(Extracts from a graphics dataset)
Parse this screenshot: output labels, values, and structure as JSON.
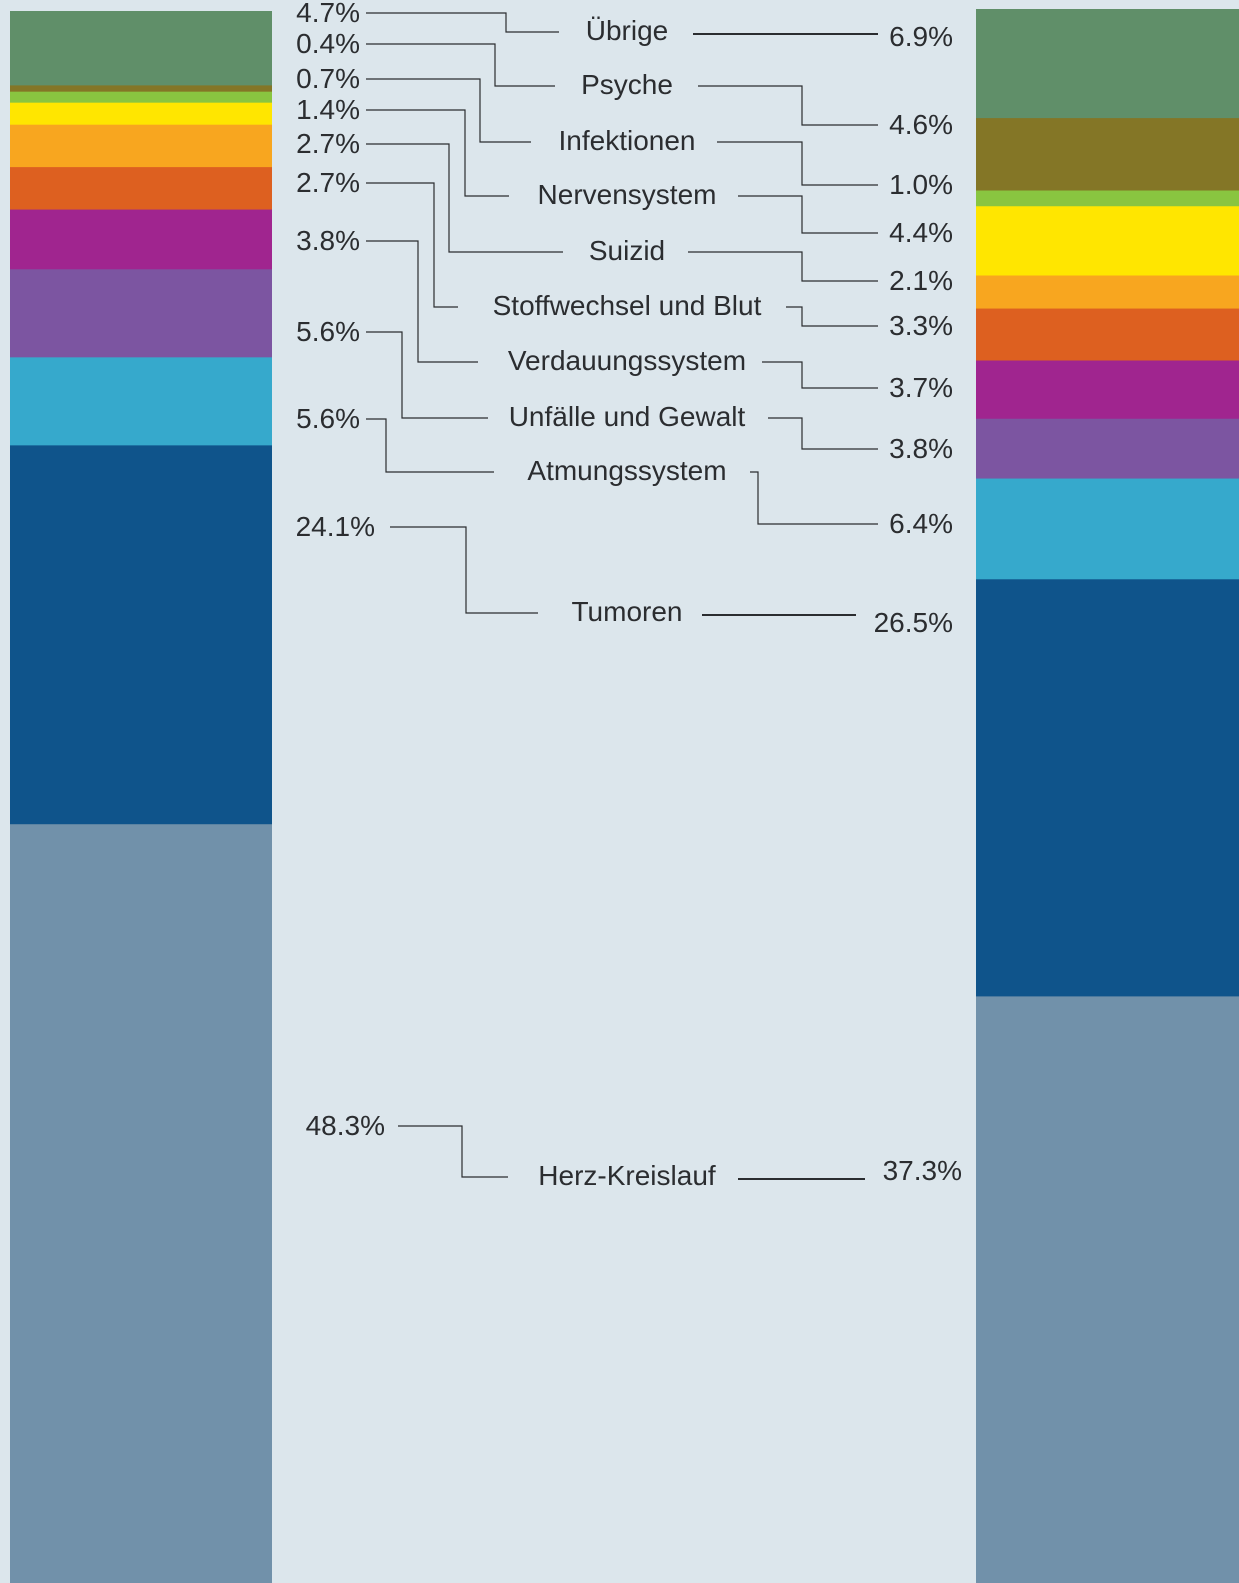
{
  "chart_data": {
    "type": "bar",
    "stacked": true,
    "legend": "none",
    "grid": false,
    "ylim": [
      0,
      100
    ],
    "unit": "%",
    "background_color": "#dce6ec",
    "categories": [
      {
        "name": "Herz-Kreislauf",
        "left": 48.3,
        "right": 37.3,
        "color": "#7191aa"
      },
      {
        "name": "Tumoren",
        "left": 24.1,
        "right": 26.5,
        "color": "#0f548b"
      },
      {
        "name": "Atmungssystem",
        "left": 5.6,
        "right": 6.4,
        "color": "#36a9cc"
      },
      {
        "name": "Unfälle und Gewalt",
        "left": 5.6,
        "right": 3.8,
        "color": "#7c55a1"
      },
      {
        "name": "Verdauungssystem",
        "left": 3.8,
        "right": 3.7,
        "color": "#a0258f"
      },
      {
        "name": "Stoffwechsel und Blut",
        "left": 2.7,
        "right": 3.3,
        "color": "#dd6020"
      },
      {
        "name": "Suizid",
        "left": 2.7,
        "right": 2.1,
        "color": "#f8a61f"
      },
      {
        "name": "Nervensystem",
        "left": 1.4,
        "right": 4.4,
        "color": "#ffe600"
      },
      {
        "name": "Infektionen",
        "left": 0.7,
        "right": 1.0,
        "color": "#89c540"
      },
      {
        "name": "Psyche",
        "left": 0.4,
        "right": 4.6,
        "color": "#847626"
      },
      {
        "name": "Übrige",
        "left": 4.7,
        "right": 6.9,
        "color": "#608f69"
      }
    ]
  }
}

PROMPT:
List every line in the records above that contains the word "left".

TASK RESULT:
        "left": 48.3,
        "left": 24.1,
        "left": 5.6,
        "left": 5.6,
        "left": 3.8,
        "left": 2.7,
        "left": 2.7,
        "left": 1.4,
        "left": 0.7,
        "left": 0.4,
        "left": 4.7,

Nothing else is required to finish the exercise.